Extract the records below word for word and ignore the images.

### Working data
----

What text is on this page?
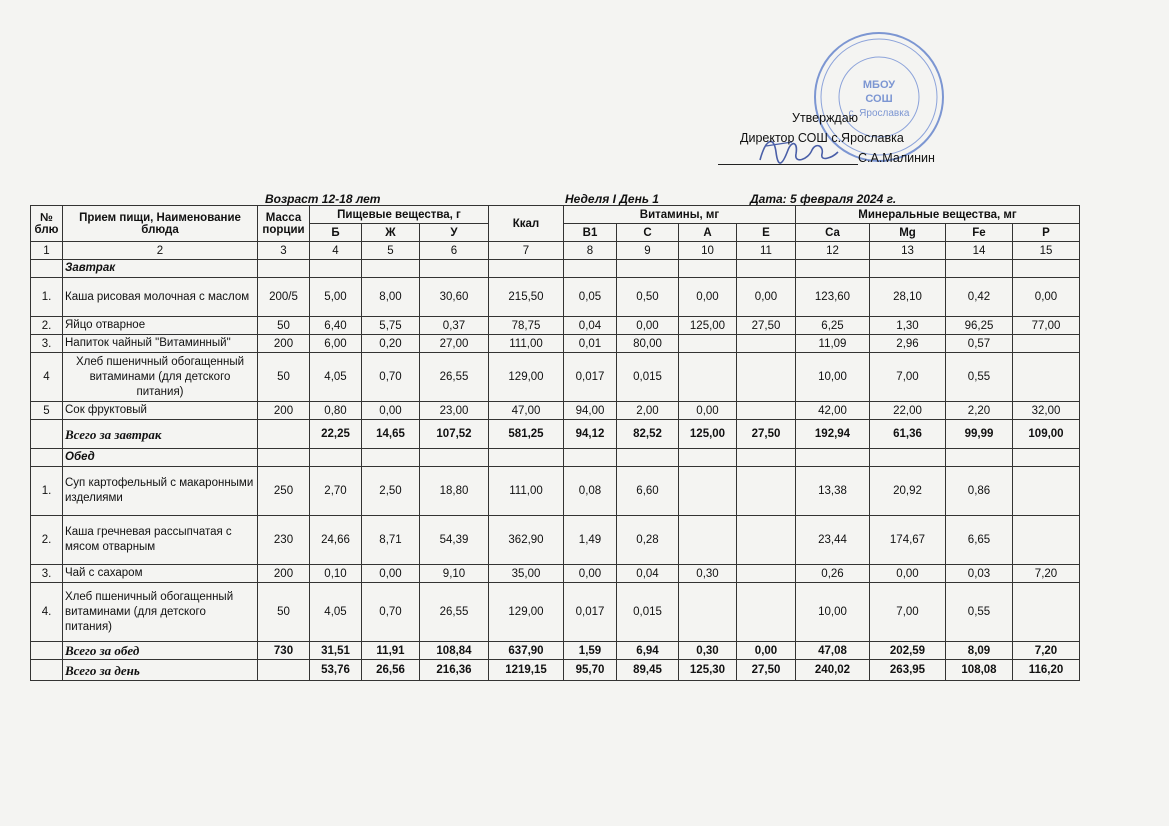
МБОУ
СОШ
с. Ярославка
Утверждаю
Директор СОШ с.Ярославка
С.А.Малинин
Возраст 12-18 лет	Неделя I День 1	Дата: 5 февраля 2024 г.
№ блю	Прием пищи, Наименование блюда	Масса порции	Пищевые вещества, г			Ккал	Витамины, мг				Минеральные вещества, мг			
			Б	Ж	У		В1	С	А	Е	Ca	Mg	Fe	P
1	2	3	4	5	6	7	8	9	10	11	12	13	14	15
	Завтрак													
1.	Каша рисовая молочная с маслом	200/5	5,00	8,00	30,60	215,50	0,05	0,50	0,00	0,00	123,60	28,10	0,42	0,00
2.	Яйцо отварное	50	6,40	5,75	0,37	78,75	0,04	0,00	125,00	27,50	6,25	1,30	96,25	77,00
3.	Напиток чайный "Витаминный"	200	6,00	0,20	27,00	111,00	0,01	80,00			11,09	2,96	0,57	
4	Хлеб пшеничный обогащенный витаминами (для детского питания)	50	4,05	0,70	26,55	129,00	0,017	0,015			10,00	7,00	0,55	
5	Сок фруктовый	200	0,80	0,00	23,00	47,00	94,00	2,00	0,00		42,00	22,00	2,20	32,00
	Всего за завтрак		22,25	14,65	107,52	581,25	94,12	82,52	125,00	27,50	192,94	61,36	99,99	109,00
	Обед													
1.	Суп картофельный с макаронными изделиями	250	2,70	2,50	18,80	111,00	0,08	6,60			13,38	20,92	0,86	
2.	Каша гречневая рассыпчатая с мясом отварным	230	24,66	8,71	54,39	362,90	1,49	0,28			23,44	174,67	6,65	
3.	Чай с сахаром	200	0,10	0,00	9,10	35,00	0,00	0,04	0,30		0,26	0,00	0,03	7,20
4.	Хлеб пшеничный обогащенный витаминами (для детского питания)	50	4,05	0,70	26,55	129,00	0,017	0,015			10,00	7,00	0,55	
	Всего за обед	730	31,51	11,91	108,84	637,90	1,59	6,94	0,30	0,00	47,08	202,59	8,09	7,20
	Всего за день		53,76	26,56	216,36	1219,15	95,70	89,45	125,30	27,50	240,02	263,95	108,08	116,20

----

### Exercise output
What text is on this page?
МБОУ
СОШ
с. Ярославка
Утверждаю
Директор СОШ с.Ярославка
С.А.Малинин
Возраст 12-18 лет	Неделя I День 1	Дата: 5 февраля 2024 г.
№ блю	Прием пищи, Наименование блюда	Масса порции	Пищевые вещества, г			Ккал	Витамины, мг				Минеральные вещества, мг			
			Б	Ж	У		В1	С	А	Е	Ca	Mg	Fe	P
1	2	3	4	5	6	7	8	9	10	11	12	13	14	15
	Завтрак													
1.	Каша рисовая молочная с маслом	200/5	5,00	8,00	30,60	215,50	0,05	0,50	0,00	0,00	123,60	28,10	0,42	0,00
2.	Яйцо отварное	50	6,40	5,75	0,37	78,75	0,04	0,00	125,00	27,50	6,25	1,30	96,25	77,00
3.	Напиток чайный "Витаминный"	200	6,00	0,20	27,00	111,00	0,01	80,00			11,09	2,96	0,57	
4	Хлеб пшеничный обогащенный витаминами (для детского питания)	50	4,05	0,70	26,55	129,00	0,017	0,015			10,00	7,00	0,55	
5	Сок фруктовый	200	0,80	0,00	23,00	47,00	94,00	2,00	0,00		42,00	22,00	2,20	32,00
	Всего за завтрак		22,25	14,65	107,52	581,25	94,12	82,52	125,00	27,50	192,94	61,36	99,99	109,00
	Обед													
1.	Суп картофельный с макаронными изделиями	250	2,70	2,50	18,80	111,00	0,08	6,60			13,38	20,92	0,86	
2.	Каша гречневая рассыпчатая с мясом отварным	230	24,66	8,71	54,39	362,90	1,49	0,28			23,44	174,67	6,65	
3.	Чай с сахаром	200	0,10	0,00	9,10	35,00	0,00	0,04	0,30		0,26	0,00	0,03	7,20
4.	Хлеб пшеничный обогащенный витаминами (для детского питания)	50	4,05	0,70	26,55	129,00	0,017	0,015			10,00	7,00	0,55	
	Всего за обед	730	31,51	11,91	108,84	637,90	1,59	6,94	0,30	0,00	47,08	202,59	8,09	7,20
	Всего за день		53,76	26,56	216,36	1219,15	95,70	89,45	125,30	27,50	240,02	263,95	108,08	116,20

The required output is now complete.